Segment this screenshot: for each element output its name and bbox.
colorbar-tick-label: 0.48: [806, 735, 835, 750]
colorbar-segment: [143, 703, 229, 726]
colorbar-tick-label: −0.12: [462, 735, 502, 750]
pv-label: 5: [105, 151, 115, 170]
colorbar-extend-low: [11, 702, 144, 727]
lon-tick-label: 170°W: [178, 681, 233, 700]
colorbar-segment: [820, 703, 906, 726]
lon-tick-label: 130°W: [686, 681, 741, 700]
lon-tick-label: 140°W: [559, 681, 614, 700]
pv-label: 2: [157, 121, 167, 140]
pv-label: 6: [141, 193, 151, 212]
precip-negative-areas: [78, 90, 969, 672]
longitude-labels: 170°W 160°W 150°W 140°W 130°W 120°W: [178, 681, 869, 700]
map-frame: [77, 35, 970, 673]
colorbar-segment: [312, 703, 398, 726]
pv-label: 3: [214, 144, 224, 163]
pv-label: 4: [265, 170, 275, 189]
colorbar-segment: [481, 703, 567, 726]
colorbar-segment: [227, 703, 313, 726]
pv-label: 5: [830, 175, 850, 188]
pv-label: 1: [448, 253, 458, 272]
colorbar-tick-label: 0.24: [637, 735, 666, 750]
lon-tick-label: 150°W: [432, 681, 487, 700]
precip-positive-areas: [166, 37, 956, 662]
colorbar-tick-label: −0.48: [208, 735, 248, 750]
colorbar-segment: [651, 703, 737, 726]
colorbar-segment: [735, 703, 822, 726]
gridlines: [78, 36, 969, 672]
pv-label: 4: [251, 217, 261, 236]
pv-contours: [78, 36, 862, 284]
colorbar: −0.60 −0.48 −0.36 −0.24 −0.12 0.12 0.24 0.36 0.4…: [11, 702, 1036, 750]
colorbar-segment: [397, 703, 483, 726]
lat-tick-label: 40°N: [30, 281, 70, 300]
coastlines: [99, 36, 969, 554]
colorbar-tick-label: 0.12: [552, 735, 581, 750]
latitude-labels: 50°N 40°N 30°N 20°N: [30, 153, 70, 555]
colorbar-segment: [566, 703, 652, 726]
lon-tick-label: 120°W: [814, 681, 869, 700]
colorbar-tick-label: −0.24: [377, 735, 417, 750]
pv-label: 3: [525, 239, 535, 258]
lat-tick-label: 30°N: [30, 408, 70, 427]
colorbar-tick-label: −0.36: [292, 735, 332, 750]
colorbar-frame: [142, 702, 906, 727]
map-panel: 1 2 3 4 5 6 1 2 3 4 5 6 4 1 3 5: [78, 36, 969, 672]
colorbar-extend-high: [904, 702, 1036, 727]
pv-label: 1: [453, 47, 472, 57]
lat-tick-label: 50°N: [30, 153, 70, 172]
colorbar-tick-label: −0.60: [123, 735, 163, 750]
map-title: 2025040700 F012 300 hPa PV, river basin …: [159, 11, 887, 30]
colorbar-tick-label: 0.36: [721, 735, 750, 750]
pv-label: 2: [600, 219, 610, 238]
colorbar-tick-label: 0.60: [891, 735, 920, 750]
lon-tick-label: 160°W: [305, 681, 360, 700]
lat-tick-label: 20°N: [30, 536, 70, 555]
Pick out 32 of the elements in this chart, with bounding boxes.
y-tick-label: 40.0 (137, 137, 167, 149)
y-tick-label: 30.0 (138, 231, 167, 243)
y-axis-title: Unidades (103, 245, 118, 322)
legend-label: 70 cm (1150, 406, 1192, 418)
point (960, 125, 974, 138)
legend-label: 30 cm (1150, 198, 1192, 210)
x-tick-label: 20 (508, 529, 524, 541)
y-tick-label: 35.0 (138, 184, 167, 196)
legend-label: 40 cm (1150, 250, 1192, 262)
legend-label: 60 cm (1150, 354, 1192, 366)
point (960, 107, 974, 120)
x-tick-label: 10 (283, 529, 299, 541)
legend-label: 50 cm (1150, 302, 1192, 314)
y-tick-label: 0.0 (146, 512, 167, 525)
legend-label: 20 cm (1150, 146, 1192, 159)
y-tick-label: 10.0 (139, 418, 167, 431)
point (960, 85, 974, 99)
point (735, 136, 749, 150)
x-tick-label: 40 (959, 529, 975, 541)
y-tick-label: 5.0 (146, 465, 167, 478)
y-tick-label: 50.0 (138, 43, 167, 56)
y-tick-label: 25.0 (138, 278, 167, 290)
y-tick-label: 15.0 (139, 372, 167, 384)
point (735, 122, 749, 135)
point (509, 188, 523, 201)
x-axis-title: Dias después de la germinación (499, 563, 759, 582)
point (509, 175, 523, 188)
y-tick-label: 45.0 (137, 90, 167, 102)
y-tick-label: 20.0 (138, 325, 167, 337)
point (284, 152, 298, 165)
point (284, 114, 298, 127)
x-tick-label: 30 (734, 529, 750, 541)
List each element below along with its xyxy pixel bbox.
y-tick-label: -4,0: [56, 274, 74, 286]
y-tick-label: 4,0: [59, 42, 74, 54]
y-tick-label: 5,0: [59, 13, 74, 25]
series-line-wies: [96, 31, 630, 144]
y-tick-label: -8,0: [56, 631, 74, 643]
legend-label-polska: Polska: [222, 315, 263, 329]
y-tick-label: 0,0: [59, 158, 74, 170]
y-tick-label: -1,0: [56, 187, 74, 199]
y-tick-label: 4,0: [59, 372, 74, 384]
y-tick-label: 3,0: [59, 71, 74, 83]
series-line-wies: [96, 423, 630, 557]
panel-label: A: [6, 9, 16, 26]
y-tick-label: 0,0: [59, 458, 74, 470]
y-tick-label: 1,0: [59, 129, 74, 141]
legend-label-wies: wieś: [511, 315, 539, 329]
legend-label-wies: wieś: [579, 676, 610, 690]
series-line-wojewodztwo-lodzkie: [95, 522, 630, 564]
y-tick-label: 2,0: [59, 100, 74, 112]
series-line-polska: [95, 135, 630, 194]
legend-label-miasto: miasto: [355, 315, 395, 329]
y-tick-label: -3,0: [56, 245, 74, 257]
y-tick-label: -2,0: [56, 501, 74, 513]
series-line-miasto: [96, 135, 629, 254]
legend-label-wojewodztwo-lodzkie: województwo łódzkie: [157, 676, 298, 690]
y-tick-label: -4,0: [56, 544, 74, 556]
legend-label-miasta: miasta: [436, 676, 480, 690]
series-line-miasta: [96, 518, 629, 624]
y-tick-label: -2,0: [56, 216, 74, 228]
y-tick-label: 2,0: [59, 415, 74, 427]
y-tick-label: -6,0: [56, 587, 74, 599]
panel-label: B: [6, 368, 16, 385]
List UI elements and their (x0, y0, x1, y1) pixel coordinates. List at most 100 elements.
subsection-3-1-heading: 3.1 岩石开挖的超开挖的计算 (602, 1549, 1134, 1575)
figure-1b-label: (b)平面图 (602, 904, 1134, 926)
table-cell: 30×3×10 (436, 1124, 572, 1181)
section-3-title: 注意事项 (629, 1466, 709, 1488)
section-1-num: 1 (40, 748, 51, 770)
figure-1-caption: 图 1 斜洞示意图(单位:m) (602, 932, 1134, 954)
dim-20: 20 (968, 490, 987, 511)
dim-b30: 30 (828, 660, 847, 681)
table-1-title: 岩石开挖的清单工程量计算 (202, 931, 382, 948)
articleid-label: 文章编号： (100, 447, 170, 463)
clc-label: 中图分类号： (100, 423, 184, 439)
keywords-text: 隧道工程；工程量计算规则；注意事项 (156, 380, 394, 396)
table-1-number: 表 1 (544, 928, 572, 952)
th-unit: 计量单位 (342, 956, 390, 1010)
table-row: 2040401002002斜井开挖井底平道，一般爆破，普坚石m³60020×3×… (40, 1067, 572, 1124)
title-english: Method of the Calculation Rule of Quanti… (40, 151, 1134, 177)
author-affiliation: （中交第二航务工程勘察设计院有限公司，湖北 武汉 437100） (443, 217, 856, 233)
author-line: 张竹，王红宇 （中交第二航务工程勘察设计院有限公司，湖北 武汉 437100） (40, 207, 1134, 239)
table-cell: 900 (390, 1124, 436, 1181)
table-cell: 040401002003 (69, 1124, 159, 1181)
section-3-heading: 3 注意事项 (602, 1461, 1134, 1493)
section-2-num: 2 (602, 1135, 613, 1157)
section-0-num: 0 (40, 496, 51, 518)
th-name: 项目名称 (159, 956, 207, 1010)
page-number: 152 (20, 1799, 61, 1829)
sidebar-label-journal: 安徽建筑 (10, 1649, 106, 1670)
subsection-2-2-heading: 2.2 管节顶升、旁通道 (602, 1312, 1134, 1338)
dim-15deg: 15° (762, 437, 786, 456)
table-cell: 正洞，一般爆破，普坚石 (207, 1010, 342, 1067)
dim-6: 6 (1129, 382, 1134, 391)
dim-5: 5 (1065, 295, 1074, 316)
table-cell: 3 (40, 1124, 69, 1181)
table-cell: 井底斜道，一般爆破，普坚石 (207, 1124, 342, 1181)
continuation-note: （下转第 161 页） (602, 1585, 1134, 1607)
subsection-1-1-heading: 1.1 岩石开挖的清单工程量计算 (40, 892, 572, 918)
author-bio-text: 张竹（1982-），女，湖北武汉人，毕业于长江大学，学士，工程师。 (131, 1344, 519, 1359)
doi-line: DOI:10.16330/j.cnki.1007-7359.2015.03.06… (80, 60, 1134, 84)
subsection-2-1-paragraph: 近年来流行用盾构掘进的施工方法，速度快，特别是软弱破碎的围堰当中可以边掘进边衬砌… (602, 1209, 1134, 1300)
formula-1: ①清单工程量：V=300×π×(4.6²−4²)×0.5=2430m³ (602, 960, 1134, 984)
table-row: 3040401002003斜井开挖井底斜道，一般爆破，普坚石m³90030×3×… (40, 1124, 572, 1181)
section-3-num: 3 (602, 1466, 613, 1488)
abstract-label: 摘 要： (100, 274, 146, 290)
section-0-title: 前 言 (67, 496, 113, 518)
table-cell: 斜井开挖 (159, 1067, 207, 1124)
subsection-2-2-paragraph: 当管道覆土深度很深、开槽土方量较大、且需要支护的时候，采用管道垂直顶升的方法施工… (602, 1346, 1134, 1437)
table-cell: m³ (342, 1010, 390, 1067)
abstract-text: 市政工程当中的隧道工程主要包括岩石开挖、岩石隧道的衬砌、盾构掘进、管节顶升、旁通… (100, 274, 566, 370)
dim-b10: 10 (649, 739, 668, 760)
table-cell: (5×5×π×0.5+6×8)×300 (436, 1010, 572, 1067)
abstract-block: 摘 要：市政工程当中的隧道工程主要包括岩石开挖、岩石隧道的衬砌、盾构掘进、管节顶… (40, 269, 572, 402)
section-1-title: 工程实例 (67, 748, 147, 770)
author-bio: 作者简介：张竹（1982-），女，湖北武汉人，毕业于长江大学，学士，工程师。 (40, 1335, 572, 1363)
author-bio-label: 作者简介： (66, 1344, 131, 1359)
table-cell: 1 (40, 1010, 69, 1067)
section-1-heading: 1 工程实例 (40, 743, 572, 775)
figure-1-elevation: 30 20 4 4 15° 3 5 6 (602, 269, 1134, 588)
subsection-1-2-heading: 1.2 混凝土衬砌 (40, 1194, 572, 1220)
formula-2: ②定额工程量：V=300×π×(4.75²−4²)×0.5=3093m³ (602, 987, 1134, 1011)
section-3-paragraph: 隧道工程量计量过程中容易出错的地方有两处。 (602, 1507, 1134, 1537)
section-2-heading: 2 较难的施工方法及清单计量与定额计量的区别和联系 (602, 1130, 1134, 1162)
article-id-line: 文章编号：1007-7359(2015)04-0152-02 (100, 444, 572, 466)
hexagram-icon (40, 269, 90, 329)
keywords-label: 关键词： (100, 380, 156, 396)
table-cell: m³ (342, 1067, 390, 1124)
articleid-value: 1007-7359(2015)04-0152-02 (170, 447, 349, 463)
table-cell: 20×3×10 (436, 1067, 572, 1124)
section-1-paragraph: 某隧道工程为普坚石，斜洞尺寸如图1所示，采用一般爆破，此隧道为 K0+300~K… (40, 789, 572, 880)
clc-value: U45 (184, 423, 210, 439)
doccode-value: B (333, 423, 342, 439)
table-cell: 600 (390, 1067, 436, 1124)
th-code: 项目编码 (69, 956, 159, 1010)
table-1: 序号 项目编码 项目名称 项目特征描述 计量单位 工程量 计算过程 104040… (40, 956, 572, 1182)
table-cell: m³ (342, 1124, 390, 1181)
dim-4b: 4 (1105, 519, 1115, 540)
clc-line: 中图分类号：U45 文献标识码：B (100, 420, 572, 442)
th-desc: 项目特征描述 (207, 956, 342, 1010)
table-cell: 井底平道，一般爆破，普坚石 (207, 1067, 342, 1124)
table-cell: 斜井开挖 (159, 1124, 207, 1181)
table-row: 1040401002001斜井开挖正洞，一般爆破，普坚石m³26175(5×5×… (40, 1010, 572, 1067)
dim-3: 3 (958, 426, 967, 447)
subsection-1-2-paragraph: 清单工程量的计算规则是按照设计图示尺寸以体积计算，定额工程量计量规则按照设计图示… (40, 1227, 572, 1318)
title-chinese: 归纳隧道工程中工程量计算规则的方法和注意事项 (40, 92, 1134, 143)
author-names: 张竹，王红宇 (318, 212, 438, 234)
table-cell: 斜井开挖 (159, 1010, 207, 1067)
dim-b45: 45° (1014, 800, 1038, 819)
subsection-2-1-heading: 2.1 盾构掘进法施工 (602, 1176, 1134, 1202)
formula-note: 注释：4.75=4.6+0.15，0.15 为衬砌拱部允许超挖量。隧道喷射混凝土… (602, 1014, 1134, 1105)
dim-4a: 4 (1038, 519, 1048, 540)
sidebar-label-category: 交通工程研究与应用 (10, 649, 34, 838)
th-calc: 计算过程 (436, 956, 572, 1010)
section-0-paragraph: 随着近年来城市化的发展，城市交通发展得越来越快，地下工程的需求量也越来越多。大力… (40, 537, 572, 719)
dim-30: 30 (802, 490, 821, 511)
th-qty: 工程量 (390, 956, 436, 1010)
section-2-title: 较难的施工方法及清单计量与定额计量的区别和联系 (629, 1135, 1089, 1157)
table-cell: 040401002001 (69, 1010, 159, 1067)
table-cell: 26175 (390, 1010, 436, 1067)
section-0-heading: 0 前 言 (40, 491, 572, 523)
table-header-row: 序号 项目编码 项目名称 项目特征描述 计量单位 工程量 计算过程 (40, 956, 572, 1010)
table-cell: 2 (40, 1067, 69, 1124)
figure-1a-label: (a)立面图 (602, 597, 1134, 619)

**The exercise**
Please reproduce everything from the start of the records above down to the line containing "pv-label: 1: [448, 253, 458, 272]", renaming "colorbar-segment" to "colorbar-bin" and leaving all else unchanged.

**Answer to this problem**
Segment this screenshot: for each element output its name and bbox.
colorbar-tick-label: 0.48: [806, 735, 835, 750]
colorbar-bin: [143, 703, 229, 726]
colorbar-tick-label: −0.12: [462, 735, 502, 750]
pv-label: 5: [105, 151, 115, 170]
colorbar-extend-low: [11, 702, 144, 727]
lon-tick-label: 170°W: [178, 681, 233, 700]
colorbar-bin: [820, 703, 906, 726]
lon-tick-label: 130°W: [686, 681, 741, 700]
lon-tick-label: 140°W: [559, 681, 614, 700]
pv-label: 2: [157, 121, 167, 140]
pv-label: 6: [141, 193, 151, 212]
precip-negative-areas: [78, 90, 969, 672]
longitude-labels: 170°W 160°W 150°W 140°W 130°W 120°W: [178, 681, 869, 700]
map-frame: [77, 35, 970, 673]
colorbar-bin: [312, 703, 398, 726]
pv-label: 3: [214, 144, 224, 163]
pv-label: 4: [265, 170, 275, 189]
colorbar-bin: [481, 703, 567, 726]
colorbar-bin: [227, 703, 313, 726]
pv-label: 5: [830, 175, 850, 188]
pv-label: 1: [448, 253, 458, 272]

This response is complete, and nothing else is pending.